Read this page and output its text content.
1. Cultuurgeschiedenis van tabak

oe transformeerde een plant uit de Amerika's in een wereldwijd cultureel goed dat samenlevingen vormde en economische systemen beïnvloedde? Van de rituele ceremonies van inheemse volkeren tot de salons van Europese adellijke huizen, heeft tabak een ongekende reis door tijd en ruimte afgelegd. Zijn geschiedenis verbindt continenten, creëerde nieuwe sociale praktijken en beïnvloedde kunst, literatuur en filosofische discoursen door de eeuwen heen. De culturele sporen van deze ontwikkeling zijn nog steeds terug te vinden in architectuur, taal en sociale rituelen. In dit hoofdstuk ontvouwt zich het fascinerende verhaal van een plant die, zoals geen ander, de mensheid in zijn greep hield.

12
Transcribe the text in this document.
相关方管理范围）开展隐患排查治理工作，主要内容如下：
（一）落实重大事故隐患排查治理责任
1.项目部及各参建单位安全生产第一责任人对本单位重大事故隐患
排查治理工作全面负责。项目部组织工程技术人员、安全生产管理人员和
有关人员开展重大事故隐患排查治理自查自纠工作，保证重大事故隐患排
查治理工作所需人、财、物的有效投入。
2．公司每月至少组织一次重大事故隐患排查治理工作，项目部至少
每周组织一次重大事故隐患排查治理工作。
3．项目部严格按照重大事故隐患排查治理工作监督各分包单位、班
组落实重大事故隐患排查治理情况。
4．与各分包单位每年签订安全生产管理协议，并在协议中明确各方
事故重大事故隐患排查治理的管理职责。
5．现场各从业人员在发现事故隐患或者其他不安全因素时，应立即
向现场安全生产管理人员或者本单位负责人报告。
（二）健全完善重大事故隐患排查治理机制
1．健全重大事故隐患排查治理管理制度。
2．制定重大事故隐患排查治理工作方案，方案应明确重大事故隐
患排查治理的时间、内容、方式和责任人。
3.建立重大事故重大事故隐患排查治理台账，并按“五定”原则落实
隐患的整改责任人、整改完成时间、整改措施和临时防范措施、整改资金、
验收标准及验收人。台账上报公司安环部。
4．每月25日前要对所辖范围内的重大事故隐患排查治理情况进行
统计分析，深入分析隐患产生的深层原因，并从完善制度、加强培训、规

AIM OF THE TASK: Exactly as written, give again every line from the one containing "Transcribe the text in this document." through the last line of the material above, and no other lines.

ANSWER TO THIS TASK:
Transcribe the text in this document.
相关方管理范围）开展隐患排查治理工作，主要内容如下：
（一）落实重大事故隐患排查治理责任
1.项目部及各参建单位安全生产第一责任人对本单位重大事故隐患
排查治理工作全面负责。项目部组织工程技术人员、安全生产管理人员和
有关人员开展重大事故隐患排查治理自查自纠工作，保证重大事故隐患排
查治理工作所需人、财、物的有效投入。
2．公司每月至少组织一次重大事故隐患排查治理工作，项目部至少
每周组织一次重大事故隐患排查治理工作。
3．项目部严格按照重大事故隐患排查治理工作监督各分包单位、班
组落实重大事故隐患排查治理情况。
4．与各分包单位每年签订安全生产管理协议，并在协议中明确各方
事故重大事故隐患排查治理的管理职责。
5．现场各从业人员在发现事故隐患或者其他不安全因素时，应立即
向现场安全生产管理人员或者本单位负责人报告。
（二）健全完善重大事故隐患排查治理机制
1．健全重大事故隐患排查治理管理制度。
2．制定重大事故隐患排查治理工作方案，方案应明确重大事故隐
患排查治理的时间、内容、方式和责任人。
3.建立重大事故重大事故隐患排查治理台账，并按“五定”原则落实
隐患的整改责任人、整改完成时间、整改措施和临时防范措施、整改资金、
验收标准及验收人。台账上报公司安环部。
4．每月25日前要对所辖范围内的重大事故隐患排查治理情况进行
统计分析，深入分析隐患产生的深层原因，并从完善制度、加强培训、规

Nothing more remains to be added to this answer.